- TASK PROMPT:
Write out the complete material exactly as it stands.
===== DATASET EXCERPTS
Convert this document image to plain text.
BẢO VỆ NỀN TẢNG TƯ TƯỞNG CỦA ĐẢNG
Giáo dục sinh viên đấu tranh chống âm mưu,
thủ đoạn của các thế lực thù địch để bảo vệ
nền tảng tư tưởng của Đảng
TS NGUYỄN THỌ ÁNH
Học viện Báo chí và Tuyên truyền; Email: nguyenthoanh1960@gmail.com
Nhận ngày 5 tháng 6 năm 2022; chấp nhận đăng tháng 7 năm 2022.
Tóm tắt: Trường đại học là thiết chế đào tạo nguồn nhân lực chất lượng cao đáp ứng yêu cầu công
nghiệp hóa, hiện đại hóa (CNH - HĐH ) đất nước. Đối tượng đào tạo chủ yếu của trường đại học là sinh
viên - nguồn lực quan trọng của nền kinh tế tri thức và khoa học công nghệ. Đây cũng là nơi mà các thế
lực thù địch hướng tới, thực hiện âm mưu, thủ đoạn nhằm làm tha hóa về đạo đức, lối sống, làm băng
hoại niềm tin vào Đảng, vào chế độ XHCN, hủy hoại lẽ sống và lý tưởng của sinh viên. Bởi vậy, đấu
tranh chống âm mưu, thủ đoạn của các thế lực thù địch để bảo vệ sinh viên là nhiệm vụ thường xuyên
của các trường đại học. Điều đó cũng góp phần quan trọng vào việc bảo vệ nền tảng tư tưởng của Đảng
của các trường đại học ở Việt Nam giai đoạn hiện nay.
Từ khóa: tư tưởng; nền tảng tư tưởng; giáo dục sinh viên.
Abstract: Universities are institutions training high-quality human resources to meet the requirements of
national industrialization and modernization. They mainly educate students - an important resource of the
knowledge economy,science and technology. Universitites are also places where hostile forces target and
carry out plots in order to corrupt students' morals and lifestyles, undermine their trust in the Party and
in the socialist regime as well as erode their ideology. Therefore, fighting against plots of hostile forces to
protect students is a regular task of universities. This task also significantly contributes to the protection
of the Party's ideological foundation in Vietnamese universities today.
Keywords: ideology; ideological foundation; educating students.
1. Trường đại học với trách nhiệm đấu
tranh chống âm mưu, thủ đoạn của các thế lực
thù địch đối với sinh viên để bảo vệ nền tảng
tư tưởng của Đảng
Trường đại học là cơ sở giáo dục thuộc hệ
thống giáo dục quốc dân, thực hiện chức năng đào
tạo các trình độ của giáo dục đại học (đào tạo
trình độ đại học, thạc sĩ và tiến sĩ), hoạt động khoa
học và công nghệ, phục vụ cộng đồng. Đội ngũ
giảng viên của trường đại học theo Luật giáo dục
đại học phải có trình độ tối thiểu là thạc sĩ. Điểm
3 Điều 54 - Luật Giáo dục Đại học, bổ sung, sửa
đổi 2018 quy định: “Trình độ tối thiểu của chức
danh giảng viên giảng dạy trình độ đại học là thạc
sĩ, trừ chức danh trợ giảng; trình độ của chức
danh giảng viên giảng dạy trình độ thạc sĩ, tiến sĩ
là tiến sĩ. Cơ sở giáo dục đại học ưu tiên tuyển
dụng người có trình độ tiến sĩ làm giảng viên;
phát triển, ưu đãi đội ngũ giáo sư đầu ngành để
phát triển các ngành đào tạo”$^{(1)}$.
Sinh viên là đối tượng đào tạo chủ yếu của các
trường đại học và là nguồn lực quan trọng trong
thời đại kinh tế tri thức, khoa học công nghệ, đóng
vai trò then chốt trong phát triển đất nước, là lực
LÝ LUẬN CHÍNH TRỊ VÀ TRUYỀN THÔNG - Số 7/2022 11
==========
- EXERCISE RESULT:
Convert this document image to plain text.
BẢO VỆ NỀN TẢNG TƯ TƯỞNG CỦA ĐẢNG
Giáo dục sinh viên đấu tranh chống âm mưu,
thủ đoạn của các thế lực thù địch để bảo vệ
nền tảng tư tưởng của Đảng
TS NGUYỄN THỌ ÁNH
Học viện Báo chí và Tuyên truyền; Email: nguyenthoanh1960@gmail.com
Nhận ngày 5 tháng 6 năm 2022; chấp nhận đăng tháng 7 năm 2022.
Tóm tắt: Trường đại học là thiết chế đào tạo nguồn nhân lực chất lượng cao đáp ứng yêu cầu công
nghiệp hóa, hiện đại hóa (CNH - HĐH ) đất nước. Đối tượng đào tạo chủ yếu của trường đại học là sinh
viên - nguồn lực quan trọng của nền kinh tế tri thức và khoa học công nghệ. Đây cũng là nơi mà các thế
lực thù địch hướng tới, thực hiện âm mưu, thủ đoạn nhằm làm tha hóa về đạo đức, lối sống, làm băng
hoại niềm tin vào Đảng, vào chế độ XHCN, hủy hoại lẽ sống và lý tưởng của sinh viên. Bởi vậy, đấu
tranh chống âm mưu, thủ đoạn của các thế lực thù địch để bảo vệ sinh viên là nhiệm vụ thường xuyên
của các trường đại học. Điều đó cũng góp phần quan trọng vào việc bảo vệ nền tảng tư tưởng của Đảng
của các trường đại học ở Việt Nam giai đoạn hiện nay.
Từ khóa: tư tưởng; nền tảng tư tưởng; giáo dục sinh viên.
Abstract: Universities are institutions training high-quality human resources to meet the requirements of
national industrialization and modernization. They mainly educate students - an important resource of the
knowledge economy,science and technology. Universitites are also places where hostile forces target and
carry out plots in order to corrupt students' morals and lifestyles, undermine their trust in the Party and
in the socialist regime as well as erode their ideology. Therefore, fighting against plots of hostile forces to
protect students is a regular task of universities. This task also significantly contributes to the protection
of the Party's ideological foundation in Vietnamese universities today.
Keywords: ideology; ideological foundation; educating students.
1. Trường đại học với trách nhiệm đấu
tranh chống âm mưu, thủ đoạn của các thế lực
thù địch đối với sinh viên để bảo vệ nền tảng
tư tưởng của Đảng
Trường đại học là cơ sở giáo dục thuộc hệ
thống giáo dục quốc dân, thực hiện chức năng đào
tạo các trình độ của giáo dục đại học (đào tạo
trình độ đại học, thạc sĩ và tiến sĩ), hoạt động khoa
học và công nghệ, phục vụ cộng đồng. Đội ngũ
giảng viên của trường đại học theo Luật giáo dục
đại học phải có trình độ tối thiểu là thạc sĩ. Điểm
3 Điều 54 - Luật Giáo dục Đại học, bổ sung, sửa
đổi 2018 quy định: “Trình độ tối thiểu của chức
danh giảng viên giảng dạy trình độ đại học là thạc
sĩ, trừ chức danh trợ giảng; trình độ của chức
danh giảng viên giảng dạy trình độ thạc sĩ, tiến sĩ
là tiến sĩ. Cơ sở giáo dục đại học ưu tiên tuyển
dụng người có trình độ tiến sĩ làm giảng viên;
phát triển, ưu đãi đội ngũ giáo sư đầu ngành để
phát triển các ngành đào tạo”$^{(1)}$.
Sinh viên là đối tượng đào tạo chủ yếu của các
trường đại học và là nguồn lực quan trọng trong
thời đại kinh tế tri thức, khoa học công nghệ, đóng
vai trò then chốt trong phát triển đất nước, là lực
LÝ LUẬN CHÍNH TRỊ VÀ TRUYỀN THÔNG - Số 7/2022 11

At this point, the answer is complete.